DESCRIPTION OF THE TASK :: Return every record exactly as written.

-- start of DATASET RECORDS --

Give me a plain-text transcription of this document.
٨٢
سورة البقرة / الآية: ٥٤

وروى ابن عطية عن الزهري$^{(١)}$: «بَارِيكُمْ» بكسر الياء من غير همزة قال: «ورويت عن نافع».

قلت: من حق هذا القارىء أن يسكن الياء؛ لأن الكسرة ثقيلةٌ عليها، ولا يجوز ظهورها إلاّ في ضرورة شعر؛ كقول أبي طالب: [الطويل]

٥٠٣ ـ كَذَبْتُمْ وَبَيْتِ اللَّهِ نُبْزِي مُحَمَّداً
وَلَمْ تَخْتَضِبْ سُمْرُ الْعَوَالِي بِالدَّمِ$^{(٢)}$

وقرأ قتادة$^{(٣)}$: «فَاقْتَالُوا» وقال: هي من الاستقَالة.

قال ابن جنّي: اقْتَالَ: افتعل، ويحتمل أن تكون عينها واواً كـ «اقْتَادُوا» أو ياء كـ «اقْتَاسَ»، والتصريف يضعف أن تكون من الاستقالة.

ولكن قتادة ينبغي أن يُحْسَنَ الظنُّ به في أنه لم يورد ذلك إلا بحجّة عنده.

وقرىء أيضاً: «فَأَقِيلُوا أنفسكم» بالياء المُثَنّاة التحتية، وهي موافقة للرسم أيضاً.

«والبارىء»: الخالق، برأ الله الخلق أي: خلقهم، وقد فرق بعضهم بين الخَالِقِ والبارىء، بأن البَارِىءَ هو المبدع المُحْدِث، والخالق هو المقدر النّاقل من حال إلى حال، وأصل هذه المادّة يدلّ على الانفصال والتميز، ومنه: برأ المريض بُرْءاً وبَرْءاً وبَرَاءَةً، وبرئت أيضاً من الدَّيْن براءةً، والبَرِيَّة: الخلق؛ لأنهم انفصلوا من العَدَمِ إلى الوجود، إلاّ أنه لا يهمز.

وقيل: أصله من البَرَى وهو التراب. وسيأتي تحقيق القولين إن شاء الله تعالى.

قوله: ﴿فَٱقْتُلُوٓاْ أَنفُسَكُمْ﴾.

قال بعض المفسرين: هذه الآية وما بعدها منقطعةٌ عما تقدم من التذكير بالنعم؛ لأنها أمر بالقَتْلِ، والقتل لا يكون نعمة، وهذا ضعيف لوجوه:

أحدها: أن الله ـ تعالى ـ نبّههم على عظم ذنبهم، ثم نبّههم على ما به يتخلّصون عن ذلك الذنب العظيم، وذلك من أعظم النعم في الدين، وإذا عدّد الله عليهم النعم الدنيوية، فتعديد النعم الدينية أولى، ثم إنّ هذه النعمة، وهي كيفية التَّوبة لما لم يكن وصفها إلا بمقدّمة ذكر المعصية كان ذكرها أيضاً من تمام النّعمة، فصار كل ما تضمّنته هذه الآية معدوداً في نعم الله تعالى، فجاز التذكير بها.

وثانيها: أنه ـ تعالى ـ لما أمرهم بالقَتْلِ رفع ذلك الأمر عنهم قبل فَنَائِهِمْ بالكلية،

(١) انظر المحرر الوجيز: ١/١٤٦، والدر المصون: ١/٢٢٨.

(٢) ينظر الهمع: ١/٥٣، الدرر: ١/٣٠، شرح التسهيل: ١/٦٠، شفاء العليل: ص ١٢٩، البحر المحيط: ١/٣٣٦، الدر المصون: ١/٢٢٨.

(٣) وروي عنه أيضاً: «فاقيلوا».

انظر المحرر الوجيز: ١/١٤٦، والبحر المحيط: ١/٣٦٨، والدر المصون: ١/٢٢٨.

-- end of DATASET RECORDS --

ANSWER IN FULL ::
Give me a plain-text transcription of this document.
٨٢
سورة البقرة / الآية: ٥٤

وروى ابن عطية عن الزهري$^{(١)}$: «بَارِيكُمْ» بكسر الياء من غير همزة قال: «ورويت عن نافع».

قلت: من حق هذا القارىء أن يسكن الياء؛ لأن الكسرة ثقيلةٌ عليها، ولا يجوز ظهورها إلاّ في ضرورة شعر؛ كقول أبي طالب: [الطويل]

٥٠٣ ـ كَذَبْتُمْ وَبَيْتِ اللَّهِ نُبْزِي مُحَمَّداً
وَلَمْ تَخْتَضِبْ سُمْرُ الْعَوَالِي بِالدَّمِ$^{(٢)}$

وقرأ قتادة$^{(٣)}$: «فَاقْتَالُوا» وقال: هي من الاستقَالة.

قال ابن جنّي: اقْتَالَ: افتعل، ويحتمل أن تكون عينها واواً كـ «اقْتَادُوا» أو ياء كـ «اقْتَاسَ»، والتصريف يضعف أن تكون من الاستقالة.

ولكن قتادة ينبغي أن يُحْسَنَ الظنُّ به في أنه لم يورد ذلك إلا بحجّة عنده.

وقرىء أيضاً: «فَأَقِيلُوا أنفسكم» بالياء المُثَنّاة التحتية، وهي موافقة للرسم أيضاً.

«والبارىء»: الخالق، برأ الله الخلق أي: خلقهم، وقد فرق بعضهم بين الخَالِقِ والبارىء، بأن البَارِىءَ هو المبدع المُحْدِث، والخالق هو المقدر النّاقل من حال إلى حال، وأصل هذه المادّة يدلّ على الانفصال والتميز، ومنه: برأ المريض بُرْءاً وبَرْءاً وبَرَاءَةً، وبرئت أيضاً من الدَّيْن براءةً، والبَرِيَّة: الخلق؛ لأنهم انفصلوا من العَدَمِ إلى الوجود، إلاّ أنه لا يهمز.

وقيل: أصله من البَرَى وهو التراب. وسيأتي تحقيق القولين إن شاء الله تعالى.

قوله: ﴿فَٱقْتُلُوٓاْ أَنفُسَكُمْ﴾.

قال بعض المفسرين: هذه الآية وما بعدها منقطعةٌ عما تقدم من التذكير بالنعم؛ لأنها أمر بالقَتْلِ، والقتل لا يكون نعمة، وهذا ضعيف لوجوه:

أحدها: أن الله ـ تعالى ـ نبّههم على عظم ذنبهم، ثم نبّههم على ما به يتخلّصون عن ذلك الذنب العظيم، وذلك من أعظم النعم في الدين، وإذا عدّد الله عليهم النعم الدنيوية، فتعديد النعم الدينية أولى، ثم إنّ هذه النعمة، وهي كيفية التَّوبة لما لم يكن وصفها إلا بمقدّمة ذكر المعصية كان ذكرها أيضاً من تمام النّعمة، فصار كل ما تضمّنته هذه الآية معدوداً في نعم الله تعالى، فجاز التذكير بها.

وثانيها: أنه ـ تعالى ـ لما أمرهم بالقَتْلِ رفع ذلك الأمر عنهم قبل فَنَائِهِمْ بالكلية،

(١) انظر المحرر الوجيز: ١/١٤٦، والدر المصون: ١/٢٢٨.

(٢) ينظر الهمع: ١/٥٣، الدرر: ١/٣٠، شرح التسهيل: ١/٦٠، شفاء العليل: ص ١٢٩، البحر المحيط: ١/٣٣٦، الدر المصون: ١/٢٢٨.

(٣) وروي عنه أيضاً: «فاقيلوا».

انظر المحرر الوجيز: ١/١٤٦، والبحر المحيط: ١/٣٦٨، والدر المصون: ١/٢٢٨.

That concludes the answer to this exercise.